Text passage>
# "I'll Hang Myself if I need Help to Protect Uganda"-President Museveni Rubbishes Nigeria's Jonathan



## LequteMan (May 22, 2014)

Ugandan president, Yoweri Museveni, who has been in power for 28 years, yesterday dissed Nigerian president Goodluck Jonthan and presidents of other African countries, saying he would not give up on protecting his people and his country.

“I have never called the United Nations to guard your security. Me, Yoweri Museveni to say that I have failed to protect my people and I call in the UN….I would rather hang myself. We prioritized national security by developing a strong army otherwise our Uganda would be like DRC, South Sudan, Somalia or Nigeria where militias have disappeared with school children," #Nyamilepedia quoted him as saying.

"It would be a vote of no confidence to our country and citizens if we can’t guarantee our security, what kind of persons would we be?” Museveni said.

#MuseveniYoweri #GoodluckJonathan #BokoHaram #Uganda #Nigeria


----------



## abujagirl (May 22, 2014)

uhm...okay


----------



## Vunderkind (May 23, 2014)

He should go and sit down.


----------



## LequteMan (May 23, 2014)

Vunderkind said:


> He should go and sit down.

Recorded information>
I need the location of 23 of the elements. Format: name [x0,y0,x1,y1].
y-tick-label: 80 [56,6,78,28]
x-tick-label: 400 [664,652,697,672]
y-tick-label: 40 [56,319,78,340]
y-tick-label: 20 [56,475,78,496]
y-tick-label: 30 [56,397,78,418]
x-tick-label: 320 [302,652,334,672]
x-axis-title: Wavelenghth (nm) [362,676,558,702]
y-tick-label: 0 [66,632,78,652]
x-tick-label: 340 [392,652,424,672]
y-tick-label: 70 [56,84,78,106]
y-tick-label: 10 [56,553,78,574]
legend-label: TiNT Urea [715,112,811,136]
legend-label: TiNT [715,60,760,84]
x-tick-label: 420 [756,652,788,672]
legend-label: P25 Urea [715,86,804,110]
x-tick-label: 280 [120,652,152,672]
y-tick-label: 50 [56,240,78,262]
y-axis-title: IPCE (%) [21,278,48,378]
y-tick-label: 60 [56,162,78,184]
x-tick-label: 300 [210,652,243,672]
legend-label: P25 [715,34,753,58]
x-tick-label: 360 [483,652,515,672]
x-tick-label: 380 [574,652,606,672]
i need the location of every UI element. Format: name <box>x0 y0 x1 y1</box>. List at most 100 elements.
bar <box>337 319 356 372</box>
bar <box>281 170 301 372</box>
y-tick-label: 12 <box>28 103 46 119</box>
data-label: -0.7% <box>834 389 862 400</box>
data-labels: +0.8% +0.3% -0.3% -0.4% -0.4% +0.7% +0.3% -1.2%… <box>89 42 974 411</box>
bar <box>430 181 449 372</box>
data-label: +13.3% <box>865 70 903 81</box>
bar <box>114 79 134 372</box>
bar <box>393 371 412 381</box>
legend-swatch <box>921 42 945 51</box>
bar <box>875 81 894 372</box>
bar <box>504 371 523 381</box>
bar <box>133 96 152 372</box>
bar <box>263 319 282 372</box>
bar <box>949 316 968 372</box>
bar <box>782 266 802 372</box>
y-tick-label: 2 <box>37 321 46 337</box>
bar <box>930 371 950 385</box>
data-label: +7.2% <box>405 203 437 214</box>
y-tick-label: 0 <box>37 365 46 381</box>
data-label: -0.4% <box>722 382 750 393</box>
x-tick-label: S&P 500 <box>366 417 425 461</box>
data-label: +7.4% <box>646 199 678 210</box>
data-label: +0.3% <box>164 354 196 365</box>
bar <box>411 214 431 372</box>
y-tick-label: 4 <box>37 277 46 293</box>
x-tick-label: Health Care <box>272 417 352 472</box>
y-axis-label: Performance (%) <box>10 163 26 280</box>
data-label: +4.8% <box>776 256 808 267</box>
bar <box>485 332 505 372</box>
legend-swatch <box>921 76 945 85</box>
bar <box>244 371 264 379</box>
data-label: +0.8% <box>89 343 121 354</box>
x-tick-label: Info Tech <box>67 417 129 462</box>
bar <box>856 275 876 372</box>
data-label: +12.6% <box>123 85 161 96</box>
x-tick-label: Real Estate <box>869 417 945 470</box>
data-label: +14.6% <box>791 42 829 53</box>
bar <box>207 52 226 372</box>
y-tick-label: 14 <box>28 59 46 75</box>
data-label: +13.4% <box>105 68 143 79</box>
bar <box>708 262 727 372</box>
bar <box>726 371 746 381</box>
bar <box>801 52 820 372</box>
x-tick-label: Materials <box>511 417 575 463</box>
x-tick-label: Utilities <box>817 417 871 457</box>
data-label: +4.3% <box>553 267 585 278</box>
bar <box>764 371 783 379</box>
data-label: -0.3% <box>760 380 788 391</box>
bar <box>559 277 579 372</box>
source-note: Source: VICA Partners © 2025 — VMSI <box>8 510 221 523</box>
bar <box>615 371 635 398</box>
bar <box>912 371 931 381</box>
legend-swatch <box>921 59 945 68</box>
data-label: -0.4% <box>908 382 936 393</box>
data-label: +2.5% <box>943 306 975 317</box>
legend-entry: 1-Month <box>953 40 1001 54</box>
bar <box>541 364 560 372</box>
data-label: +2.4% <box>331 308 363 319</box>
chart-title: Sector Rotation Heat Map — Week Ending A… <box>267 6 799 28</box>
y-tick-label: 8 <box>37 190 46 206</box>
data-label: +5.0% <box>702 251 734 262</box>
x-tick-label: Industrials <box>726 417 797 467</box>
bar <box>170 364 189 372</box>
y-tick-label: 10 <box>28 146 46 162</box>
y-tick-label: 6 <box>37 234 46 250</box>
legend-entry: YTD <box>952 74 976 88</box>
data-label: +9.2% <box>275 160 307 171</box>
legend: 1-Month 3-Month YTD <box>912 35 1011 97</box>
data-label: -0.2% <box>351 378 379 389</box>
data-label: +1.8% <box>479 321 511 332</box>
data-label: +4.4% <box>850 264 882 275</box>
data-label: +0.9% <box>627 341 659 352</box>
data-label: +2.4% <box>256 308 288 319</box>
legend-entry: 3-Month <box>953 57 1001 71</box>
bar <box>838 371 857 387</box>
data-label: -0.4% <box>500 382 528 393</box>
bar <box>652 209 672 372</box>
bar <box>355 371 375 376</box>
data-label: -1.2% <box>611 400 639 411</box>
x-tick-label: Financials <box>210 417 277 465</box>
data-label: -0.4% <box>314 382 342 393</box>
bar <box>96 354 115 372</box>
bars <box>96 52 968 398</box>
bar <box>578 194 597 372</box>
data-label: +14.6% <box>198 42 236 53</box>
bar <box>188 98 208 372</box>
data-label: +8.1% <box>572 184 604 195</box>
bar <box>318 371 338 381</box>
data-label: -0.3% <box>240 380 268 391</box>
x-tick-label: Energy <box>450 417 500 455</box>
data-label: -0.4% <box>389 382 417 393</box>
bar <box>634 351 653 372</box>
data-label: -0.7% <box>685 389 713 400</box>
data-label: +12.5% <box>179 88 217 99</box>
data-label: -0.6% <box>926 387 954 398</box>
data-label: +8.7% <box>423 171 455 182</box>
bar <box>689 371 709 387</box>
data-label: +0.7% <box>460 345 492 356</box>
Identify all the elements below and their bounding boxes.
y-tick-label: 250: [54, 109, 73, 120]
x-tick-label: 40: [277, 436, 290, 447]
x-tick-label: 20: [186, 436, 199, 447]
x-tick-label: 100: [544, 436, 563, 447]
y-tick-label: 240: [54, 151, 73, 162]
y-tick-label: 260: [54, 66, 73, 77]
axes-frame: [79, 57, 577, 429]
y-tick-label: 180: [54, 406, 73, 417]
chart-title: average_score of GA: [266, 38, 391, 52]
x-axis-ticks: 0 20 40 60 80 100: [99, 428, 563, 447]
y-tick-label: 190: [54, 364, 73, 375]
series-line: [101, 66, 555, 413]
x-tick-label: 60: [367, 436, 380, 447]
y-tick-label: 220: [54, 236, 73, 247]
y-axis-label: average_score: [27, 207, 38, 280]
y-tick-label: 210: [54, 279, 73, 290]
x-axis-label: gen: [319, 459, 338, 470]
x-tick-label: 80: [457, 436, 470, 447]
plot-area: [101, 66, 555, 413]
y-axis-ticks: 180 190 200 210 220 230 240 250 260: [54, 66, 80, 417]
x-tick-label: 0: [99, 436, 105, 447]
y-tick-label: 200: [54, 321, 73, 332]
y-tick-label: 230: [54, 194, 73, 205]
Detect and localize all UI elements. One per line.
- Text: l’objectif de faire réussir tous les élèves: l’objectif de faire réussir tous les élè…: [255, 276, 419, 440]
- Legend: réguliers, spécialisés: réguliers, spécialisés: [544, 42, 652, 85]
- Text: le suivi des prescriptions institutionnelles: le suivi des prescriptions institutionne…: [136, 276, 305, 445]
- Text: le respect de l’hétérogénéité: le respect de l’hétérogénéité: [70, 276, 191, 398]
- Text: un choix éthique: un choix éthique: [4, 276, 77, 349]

Written problem 1>
In the forum thread about Museveni's remarks, answer each question on its own line:
(a) For how many years has Museveni been in power, according to the opening post?
(b) Which countries does Museveni list as places Uganda could have resembled?
(c) What was Vunderkind's reply?
Written problem 2>
Can you turn the paragraph in the Museveni thread that begins "“I have never called the United Nations" into a short bulleted list of its main points?
Written problem 3>
According to the Museveni thread, why did Uganda prioritize national security by building a strong army? Answer in one to three sentences.

Task solution 1>
(a) 28 years.
(b) DRC, South Sudan, Somalia and Nigeria.
(c) "He should go and sit down."

Task solution 2>
- Museveni says he has never called the United Nations to guard anyone's security.
- He says he would rather hang himself than admit he failed to protect his people and call in the UN.
- Uganda prioritized national security by developing a strong army.
- Without that army, he says, Uganda would be like DRC, South Sudan, Somalia or Nigeria, where militias have disappeared with school children.
- Nyamilepedia is given as the source of the quote.

Task solution 3>
Museveni says that without a strong army, Uganda would be like DRC, South Sudan, Somalia or Nigeria, where militias have disappeared with school children. He also says that failing to guarantee security would be a vote of no confidence in the country and its citizens.